§ Excerpts from a dataset
-=-=-=-=-

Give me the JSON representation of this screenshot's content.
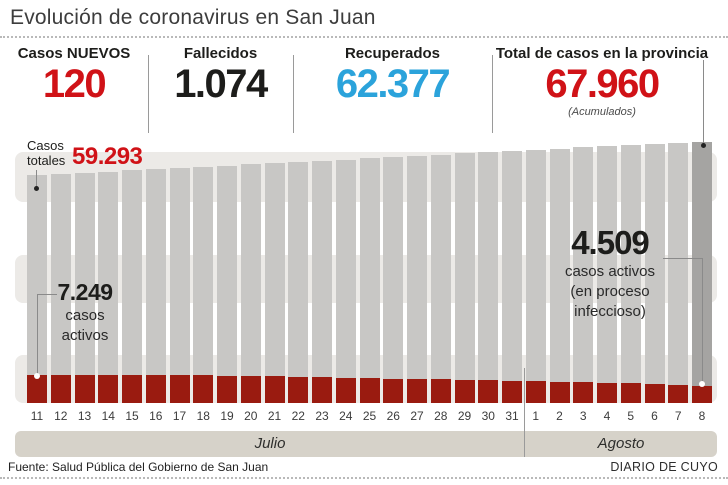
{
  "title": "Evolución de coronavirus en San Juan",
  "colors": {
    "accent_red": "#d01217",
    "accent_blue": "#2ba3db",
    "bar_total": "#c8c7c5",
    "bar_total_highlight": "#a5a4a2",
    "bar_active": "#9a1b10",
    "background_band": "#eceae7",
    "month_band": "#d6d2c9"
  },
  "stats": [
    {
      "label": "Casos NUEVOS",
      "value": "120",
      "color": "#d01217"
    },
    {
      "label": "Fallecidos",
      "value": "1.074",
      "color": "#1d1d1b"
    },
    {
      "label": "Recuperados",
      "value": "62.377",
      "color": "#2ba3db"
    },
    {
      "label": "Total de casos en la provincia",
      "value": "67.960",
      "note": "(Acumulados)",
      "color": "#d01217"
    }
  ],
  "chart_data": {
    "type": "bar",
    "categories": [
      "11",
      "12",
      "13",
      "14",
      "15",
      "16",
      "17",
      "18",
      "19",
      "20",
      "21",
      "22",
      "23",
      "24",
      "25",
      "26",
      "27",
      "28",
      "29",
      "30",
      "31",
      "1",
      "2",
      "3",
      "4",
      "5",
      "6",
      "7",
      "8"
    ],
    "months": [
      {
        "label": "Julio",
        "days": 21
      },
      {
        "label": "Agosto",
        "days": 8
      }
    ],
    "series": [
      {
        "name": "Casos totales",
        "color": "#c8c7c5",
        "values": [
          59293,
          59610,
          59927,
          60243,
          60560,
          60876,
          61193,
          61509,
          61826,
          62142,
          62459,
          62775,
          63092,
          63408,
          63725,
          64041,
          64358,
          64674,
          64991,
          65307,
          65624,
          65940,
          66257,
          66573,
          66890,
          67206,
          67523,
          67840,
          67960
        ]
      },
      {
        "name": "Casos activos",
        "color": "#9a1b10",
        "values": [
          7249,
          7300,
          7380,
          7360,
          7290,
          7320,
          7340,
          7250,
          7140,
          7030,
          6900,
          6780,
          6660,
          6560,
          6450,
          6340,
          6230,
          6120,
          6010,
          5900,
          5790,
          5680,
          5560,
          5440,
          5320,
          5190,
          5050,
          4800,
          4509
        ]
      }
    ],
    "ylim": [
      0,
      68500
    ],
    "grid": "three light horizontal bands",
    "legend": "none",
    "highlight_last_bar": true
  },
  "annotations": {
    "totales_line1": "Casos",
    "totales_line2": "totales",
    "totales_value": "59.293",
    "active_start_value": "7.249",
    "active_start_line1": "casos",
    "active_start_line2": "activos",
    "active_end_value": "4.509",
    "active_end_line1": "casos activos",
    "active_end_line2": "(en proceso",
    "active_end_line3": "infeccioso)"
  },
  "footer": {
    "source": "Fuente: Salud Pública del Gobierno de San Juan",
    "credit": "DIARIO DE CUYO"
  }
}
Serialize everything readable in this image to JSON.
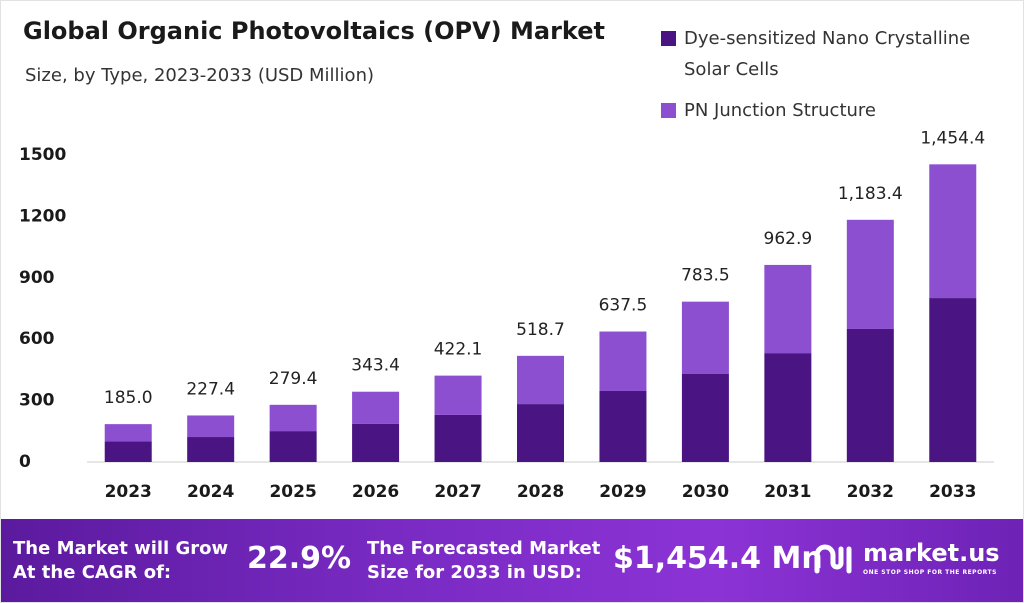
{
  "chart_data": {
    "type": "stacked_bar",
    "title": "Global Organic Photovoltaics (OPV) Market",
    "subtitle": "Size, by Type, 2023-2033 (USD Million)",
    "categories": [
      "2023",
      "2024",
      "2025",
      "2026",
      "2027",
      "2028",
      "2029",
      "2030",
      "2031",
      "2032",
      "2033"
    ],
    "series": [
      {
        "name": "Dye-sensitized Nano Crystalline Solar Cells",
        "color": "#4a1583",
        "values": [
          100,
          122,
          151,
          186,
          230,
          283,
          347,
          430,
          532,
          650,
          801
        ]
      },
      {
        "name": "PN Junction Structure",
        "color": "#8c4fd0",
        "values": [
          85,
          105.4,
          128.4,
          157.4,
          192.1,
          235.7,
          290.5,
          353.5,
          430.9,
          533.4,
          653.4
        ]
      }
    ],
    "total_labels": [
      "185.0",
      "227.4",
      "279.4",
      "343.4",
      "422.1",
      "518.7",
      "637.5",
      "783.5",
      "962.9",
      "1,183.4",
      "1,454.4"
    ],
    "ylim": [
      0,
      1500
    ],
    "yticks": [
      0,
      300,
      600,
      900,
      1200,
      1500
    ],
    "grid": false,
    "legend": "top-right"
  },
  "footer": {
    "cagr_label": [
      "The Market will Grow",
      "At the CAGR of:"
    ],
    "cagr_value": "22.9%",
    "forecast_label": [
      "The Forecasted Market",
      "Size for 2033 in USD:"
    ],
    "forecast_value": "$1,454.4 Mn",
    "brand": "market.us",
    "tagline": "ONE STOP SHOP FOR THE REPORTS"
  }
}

-=-=-=-=-

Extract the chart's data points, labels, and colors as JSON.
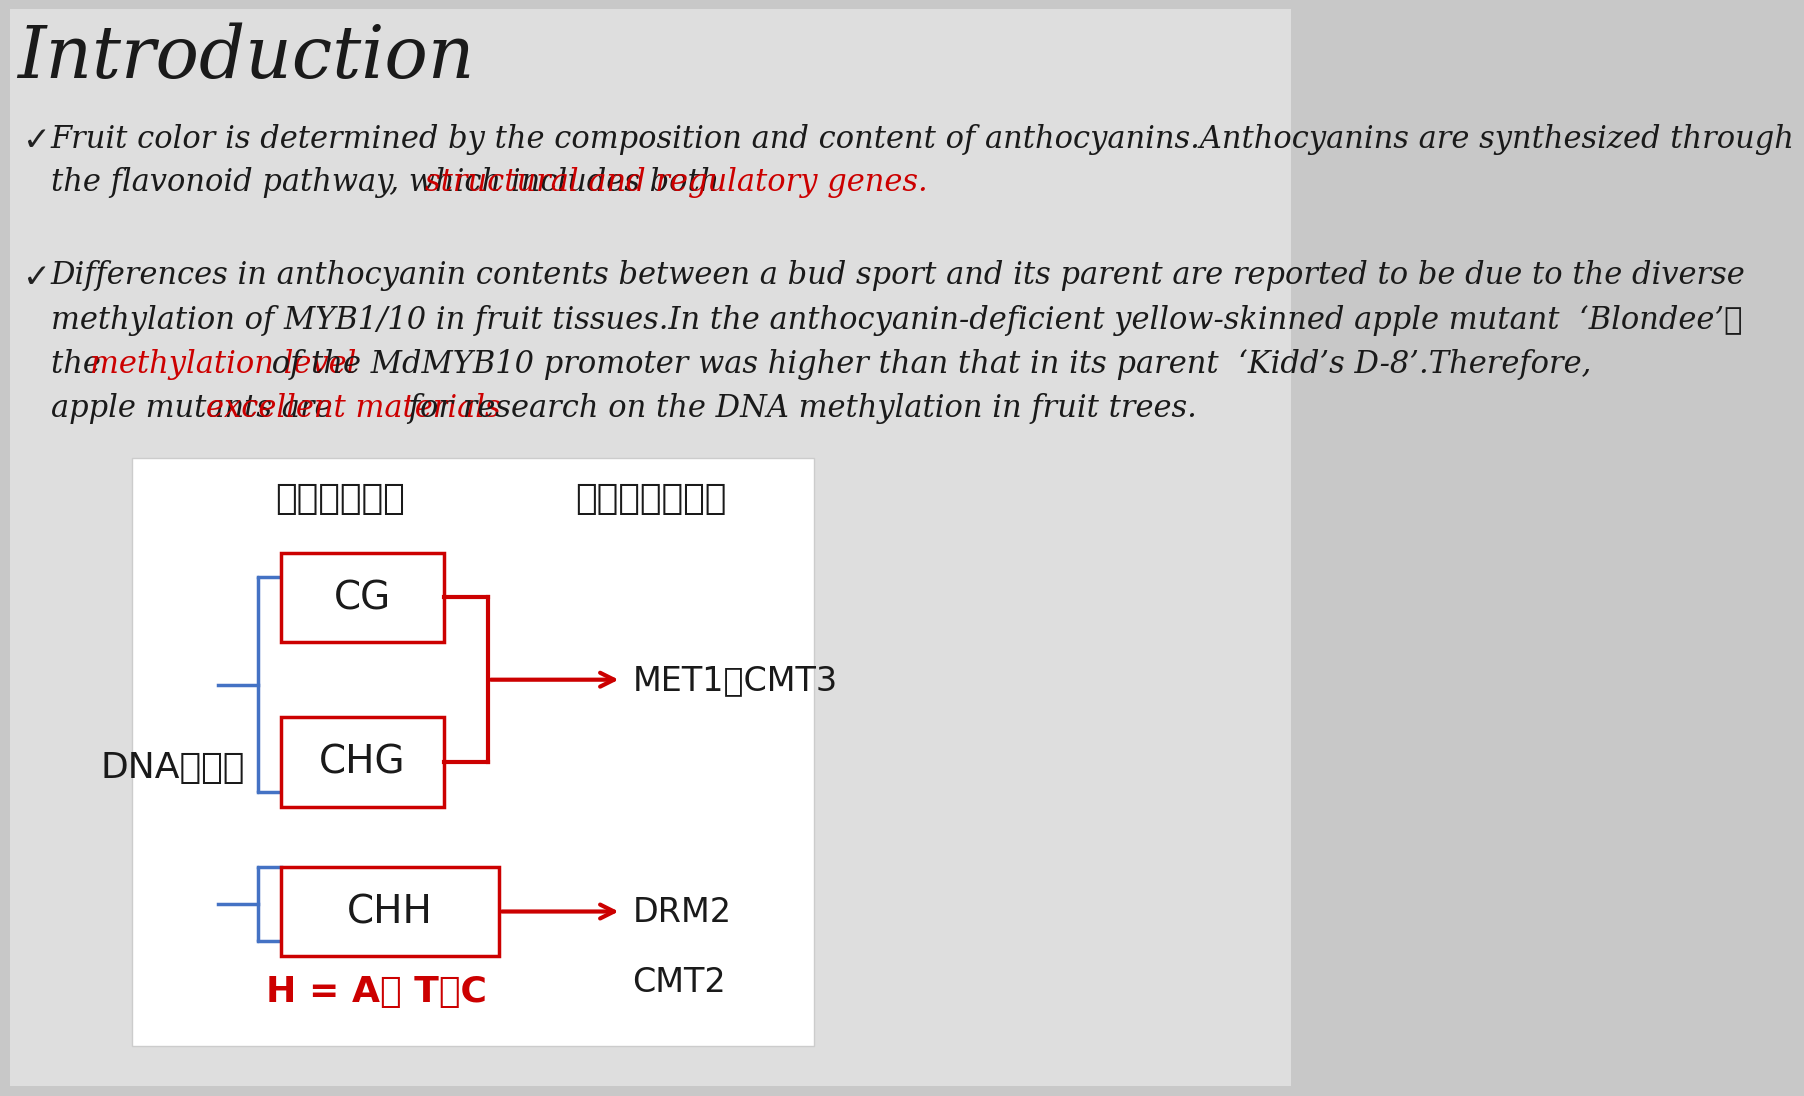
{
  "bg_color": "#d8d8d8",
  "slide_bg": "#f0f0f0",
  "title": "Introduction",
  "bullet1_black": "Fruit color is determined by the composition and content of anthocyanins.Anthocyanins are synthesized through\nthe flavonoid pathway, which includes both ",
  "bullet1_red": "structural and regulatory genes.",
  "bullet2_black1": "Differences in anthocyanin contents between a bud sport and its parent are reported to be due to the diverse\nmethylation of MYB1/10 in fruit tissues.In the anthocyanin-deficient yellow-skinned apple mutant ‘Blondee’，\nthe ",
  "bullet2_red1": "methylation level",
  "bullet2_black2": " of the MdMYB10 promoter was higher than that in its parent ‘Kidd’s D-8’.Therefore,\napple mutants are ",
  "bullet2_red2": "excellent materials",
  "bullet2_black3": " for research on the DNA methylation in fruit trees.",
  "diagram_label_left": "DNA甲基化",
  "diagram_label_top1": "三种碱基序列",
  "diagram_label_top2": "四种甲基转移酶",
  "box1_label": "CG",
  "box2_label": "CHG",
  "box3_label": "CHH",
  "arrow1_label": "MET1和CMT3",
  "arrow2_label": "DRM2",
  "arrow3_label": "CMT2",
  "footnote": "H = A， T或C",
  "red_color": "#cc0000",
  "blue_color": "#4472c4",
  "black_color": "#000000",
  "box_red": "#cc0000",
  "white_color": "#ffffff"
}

-=-=-=-=-

§ Task directions
Reproduce each line of the records in which the word "this" appears.

§ Answer
Give me the JSON representation of this screenshot's content.
Serialize everything readable in this image to JSON.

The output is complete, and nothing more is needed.